WHAT IS REQUIRED:
Reproduce the records below in their entirety, character for character.

RECORD EXCERPTS:

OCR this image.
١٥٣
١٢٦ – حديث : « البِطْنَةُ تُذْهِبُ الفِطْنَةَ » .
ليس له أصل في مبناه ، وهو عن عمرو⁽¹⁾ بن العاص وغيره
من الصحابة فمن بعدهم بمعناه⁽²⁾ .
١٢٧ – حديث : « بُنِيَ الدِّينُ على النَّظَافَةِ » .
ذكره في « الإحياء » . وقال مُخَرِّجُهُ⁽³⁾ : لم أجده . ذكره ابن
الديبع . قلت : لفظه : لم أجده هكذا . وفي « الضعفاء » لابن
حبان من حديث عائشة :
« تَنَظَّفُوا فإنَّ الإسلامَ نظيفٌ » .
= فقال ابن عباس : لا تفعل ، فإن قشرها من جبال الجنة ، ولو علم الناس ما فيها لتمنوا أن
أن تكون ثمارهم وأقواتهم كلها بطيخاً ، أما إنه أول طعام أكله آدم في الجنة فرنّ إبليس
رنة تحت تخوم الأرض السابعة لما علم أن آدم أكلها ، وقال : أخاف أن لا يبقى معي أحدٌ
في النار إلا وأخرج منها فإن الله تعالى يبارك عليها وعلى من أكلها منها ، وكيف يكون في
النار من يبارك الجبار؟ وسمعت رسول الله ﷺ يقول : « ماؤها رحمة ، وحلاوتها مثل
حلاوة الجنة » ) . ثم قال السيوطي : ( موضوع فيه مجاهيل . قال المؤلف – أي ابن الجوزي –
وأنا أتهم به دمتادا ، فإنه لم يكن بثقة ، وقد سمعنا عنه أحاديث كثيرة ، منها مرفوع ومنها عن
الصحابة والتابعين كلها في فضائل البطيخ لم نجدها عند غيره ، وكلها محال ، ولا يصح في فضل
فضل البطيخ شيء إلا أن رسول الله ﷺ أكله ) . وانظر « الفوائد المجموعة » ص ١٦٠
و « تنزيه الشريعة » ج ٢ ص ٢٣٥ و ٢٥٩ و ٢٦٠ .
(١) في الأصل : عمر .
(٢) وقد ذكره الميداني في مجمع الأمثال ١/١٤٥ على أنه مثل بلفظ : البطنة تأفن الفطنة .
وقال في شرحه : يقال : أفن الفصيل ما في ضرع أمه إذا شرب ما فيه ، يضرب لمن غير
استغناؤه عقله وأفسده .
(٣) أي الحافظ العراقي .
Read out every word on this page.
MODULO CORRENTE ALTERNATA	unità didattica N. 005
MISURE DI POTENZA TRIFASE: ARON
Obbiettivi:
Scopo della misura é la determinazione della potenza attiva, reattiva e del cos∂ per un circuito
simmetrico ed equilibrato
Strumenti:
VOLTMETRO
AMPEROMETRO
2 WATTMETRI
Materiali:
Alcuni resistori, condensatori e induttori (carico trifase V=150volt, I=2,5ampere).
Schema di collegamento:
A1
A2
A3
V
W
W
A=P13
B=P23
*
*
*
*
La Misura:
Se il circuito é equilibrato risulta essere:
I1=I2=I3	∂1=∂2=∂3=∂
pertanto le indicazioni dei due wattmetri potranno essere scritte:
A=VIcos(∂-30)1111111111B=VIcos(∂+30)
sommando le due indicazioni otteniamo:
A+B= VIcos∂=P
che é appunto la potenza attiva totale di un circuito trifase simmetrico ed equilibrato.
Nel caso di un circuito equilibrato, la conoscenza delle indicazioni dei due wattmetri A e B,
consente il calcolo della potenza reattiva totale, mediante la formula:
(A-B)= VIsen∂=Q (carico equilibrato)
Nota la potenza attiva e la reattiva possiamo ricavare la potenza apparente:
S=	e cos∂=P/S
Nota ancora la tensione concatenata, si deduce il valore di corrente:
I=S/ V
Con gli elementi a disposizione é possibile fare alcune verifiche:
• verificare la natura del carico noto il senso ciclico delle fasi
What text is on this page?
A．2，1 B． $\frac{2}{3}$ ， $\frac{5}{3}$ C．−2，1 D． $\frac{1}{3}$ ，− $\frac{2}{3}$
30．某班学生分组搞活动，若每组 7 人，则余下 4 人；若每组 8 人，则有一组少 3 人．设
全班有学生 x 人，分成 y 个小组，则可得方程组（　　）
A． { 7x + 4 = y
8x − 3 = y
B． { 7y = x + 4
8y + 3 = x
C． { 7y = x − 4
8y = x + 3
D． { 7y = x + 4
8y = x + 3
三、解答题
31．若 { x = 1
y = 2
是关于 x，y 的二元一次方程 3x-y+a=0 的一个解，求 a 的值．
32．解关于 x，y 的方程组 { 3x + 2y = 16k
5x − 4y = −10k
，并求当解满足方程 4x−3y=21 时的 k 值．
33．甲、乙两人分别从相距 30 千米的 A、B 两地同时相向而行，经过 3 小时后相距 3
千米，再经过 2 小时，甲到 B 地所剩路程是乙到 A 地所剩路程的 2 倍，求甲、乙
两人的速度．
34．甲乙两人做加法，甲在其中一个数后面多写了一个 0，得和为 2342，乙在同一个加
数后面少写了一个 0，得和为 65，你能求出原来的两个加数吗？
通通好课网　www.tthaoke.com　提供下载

COMPLETED EXERCISE:
OCR this image.
١٥٣
١٢٦ – حديث : « البِطْنَةُ تُذْهِبُ الفِطْنَةَ » .
ليس له أصل في مبناه ، وهو عن عمرو⁽¹⁾ بن العاص وغيره
من الصحابة فمن بعدهم بمعناه⁽²⁾ .
١٢٧ – حديث : « بُنِيَ الدِّينُ على النَّظَافَةِ » .
ذكره في « الإحياء » . وقال مُخَرِّجُهُ⁽³⁾ : لم أجده . ذكره ابن
الديبع . قلت : لفظه : لم أجده هكذا . وفي « الضعفاء » لابن
حبان من حديث عائشة :
« تَنَظَّفُوا فإنَّ الإسلامَ نظيفٌ » .
= فقال ابن عباس : لا تفعل ، فإن قشرها من جبال الجنة ، ولو علم الناس ما فيها لتمنوا أن
أن تكون ثمارهم وأقواتهم كلها بطيخاً ، أما إنه أول طعام أكله آدم في الجنة فرنّ إبليس
رنة تحت تخوم الأرض السابعة لما علم أن آدم أكلها ، وقال : أخاف أن لا يبقى معي أحدٌ
في النار إلا وأخرج منها فإن الله تعالى يبارك عليها وعلى من أكلها منها ، وكيف يكون في
النار من يبارك الجبار؟ وسمعت رسول الله ﷺ يقول : « ماؤها رحمة ، وحلاوتها مثل
حلاوة الجنة » ) . ثم قال السيوطي : ( موضوع فيه مجاهيل . قال المؤلف – أي ابن الجوزي –
وأنا أتهم به دمتادا ، فإنه لم يكن بثقة ، وقد سمعنا عنه أحاديث كثيرة ، منها مرفوع ومنها عن
الصحابة والتابعين كلها في فضائل البطيخ لم نجدها عند غيره ، وكلها محال ، ولا يصح في فضل
فضل البطيخ شيء إلا أن رسول الله ﷺ أكله ) . وانظر « الفوائد المجموعة » ص ١٦٠
و « تنزيه الشريعة » ج ٢ ص ٢٣٥ و ٢٥٩ و ٢٦٠ .
(١) في الأصل : عمر .
(٢) وقد ذكره الميداني في مجمع الأمثال ١/١٤٥ على أنه مثل بلفظ : البطنة تأفن الفطنة .
وقال في شرحه : يقال : أفن الفصيل ما في ضرع أمه إذا شرب ما فيه ، يضرب لمن غير
استغناؤه عقله وأفسده .
(٣) أي الحافظ العراقي .
Read out every word on this page.
MODULO CORRENTE ALTERNATA	unità didattica N. 005
MISURE DI POTENZA TRIFASE: ARON
Obbiettivi:
Scopo della misura é la determinazione della potenza attiva, reattiva e del cos∂ per un circuito
simmetrico ed equilibrato
Strumenti:
VOLTMETRO
AMPEROMETRO
2 WATTMETRI
Materiali:
Alcuni resistori, condensatori e induttori (carico trifase V=150volt, I=2,5ampere).
Schema di collegamento:
A1
A2
A3
V
W
W
A=P13
B=P23
*
*
*
*
La Misura:
Se il circuito é equilibrato risulta essere:
I1=I2=I3	∂1=∂2=∂3=∂
pertanto le indicazioni dei due wattmetri potranno essere scritte:
A=VIcos(∂-30)1111111111B=VIcos(∂+30)
sommando le due indicazioni otteniamo:
A+B= VIcos∂=P
che é appunto la potenza attiva totale di un circuito trifase simmetrico ed equilibrato.
Nel caso di un circuito equilibrato, la conoscenza delle indicazioni dei due wattmetri A e B,
consente il calcolo della potenza reattiva totale, mediante la formula:
(A-B)= VIsen∂=Q (carico equilibrato)
Nota la potenza attiva e la reattiva possiamo ricavare la potenza apparente:
S=	e cos∂=P/S
Nota ancora la tensione concatenata, si deduce il valore di corrente:
I=S/ V
Con gli elementi a disposizione é possibile fare alcune verifiche:
• verificare la natura del carico noto il senso ciclico delle fasi
What text is on this page?
A．2，1 B． $\frac{2}{3}$ ， $\frac{5}{3}$ C．−2，1 D． $\frac{1}{3}$ ，− $\frac{2}{3}$
30．某班学生分组搞活动，若每组 7 人，则余下 4 人；若每组 8 人，则有一组少 3 人．设
全班有学生 x 人，分成 y 个小组，则可得方程组（　　）
A． { 7x + 4 = y
8x − 3 = y
B． { 7y = x + 4
8y + 3 = x
C． { 7y = x − 4
8y = x + 3
D． { 7y = x + 4
8y = x + 3
三、解答题
31．若 { x = 1
y = 2
是关于 x，y 的二元一次方程 3x-y+a=0 的一个解，求 a 的值．
32．解关于 x，y 的方程组 { 3x + 2y = 16k
5x − 4y = −10k
，并求当解满足方程 4x−3y=21 时的 k 值．
33．甲、乙两人分别从相距 30 千米的 A、B 两地同时相向而行，经过 3 小时后相距 3
千米，再经过 2 小时，甲到 B 地所剩路程是乙到 A 地所剩路程的 2 倍，求甲、乙
两人的速度．
34．甲乙两人做加法，甲在其中一个数后面多写了一个 0，得和为 2342，乙在同一个加
数后面少写了一个 0，得和为 65，你能求出原来的两个加数吗？
通通好课网　www.tthaoke.com　提供下载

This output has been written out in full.